### Material for this exercise ###

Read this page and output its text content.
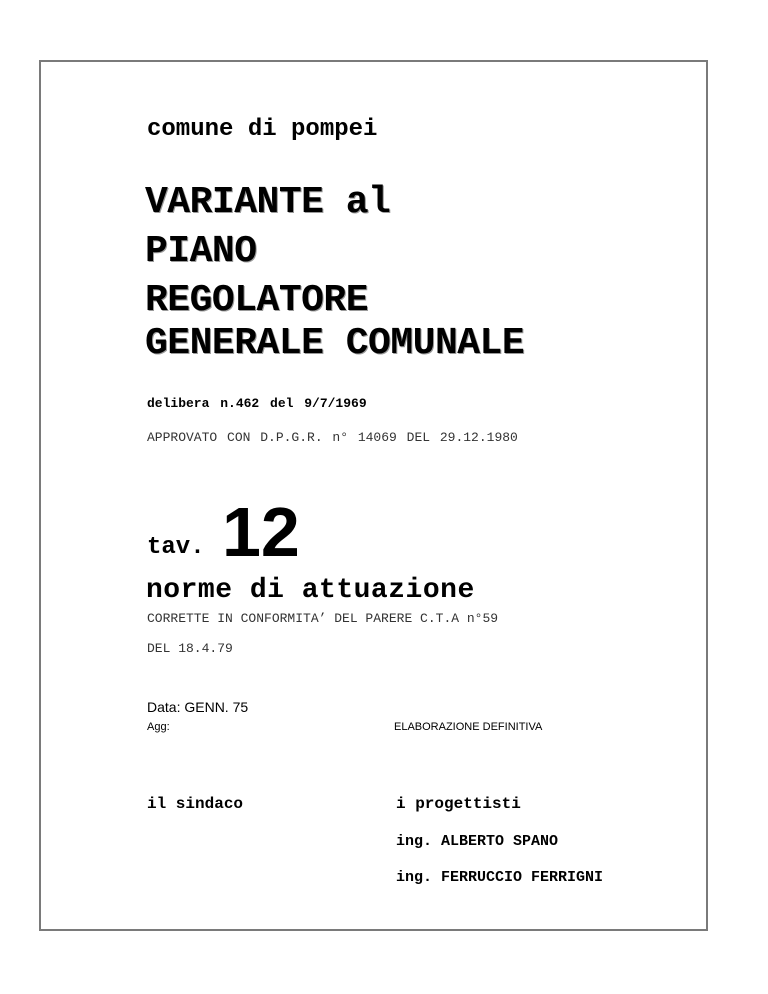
comune di pompei

VARIANTE al

PIANO

REGOLATORE

GENERALE COMUNALE

delibera n.462 del 9/7/1969

APPROVATO CON D.P.G.R. n° 14069 DEL 29.12.1980

tav. 12

norme di attuazione

CORRETTE IN CONFORMITA’ DEL PARERE C.T.A n°59

DEL 18.4.79

Data: GENN. 75

Agg:	ELABORAZIONE DEFINITIVA

il sindaco	i progettisti

ing. ALBERTO SPANO

ing. FERRUCCIO FERRIGNI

###

**Exercise goal:**
Reproduce the records above exactly, leaving out every picture they contain.

**Answer to this exercise:**
Read this page and output its text content.
comune di pompei

VARIANTE al

PIANO

REGOLATORE

GENERALE COMUNALE

delibera n.462 del 9/7/1969

APPROVATO CON D.P.G.R. n° 14069 DEL 29.12.1980

tav. 12

norme di attuazione

CORRETTE IN CONFORMITA’ DEL PARERE C.T.A n°59

DEL 18.4.79

Data: GENN. 75

Agg:	ELABORAZIONE DEFINITIVA

il sindaco	i progettisti

ing. ALBERTO SPANO

ing. FERRUCCIO FERRIGNI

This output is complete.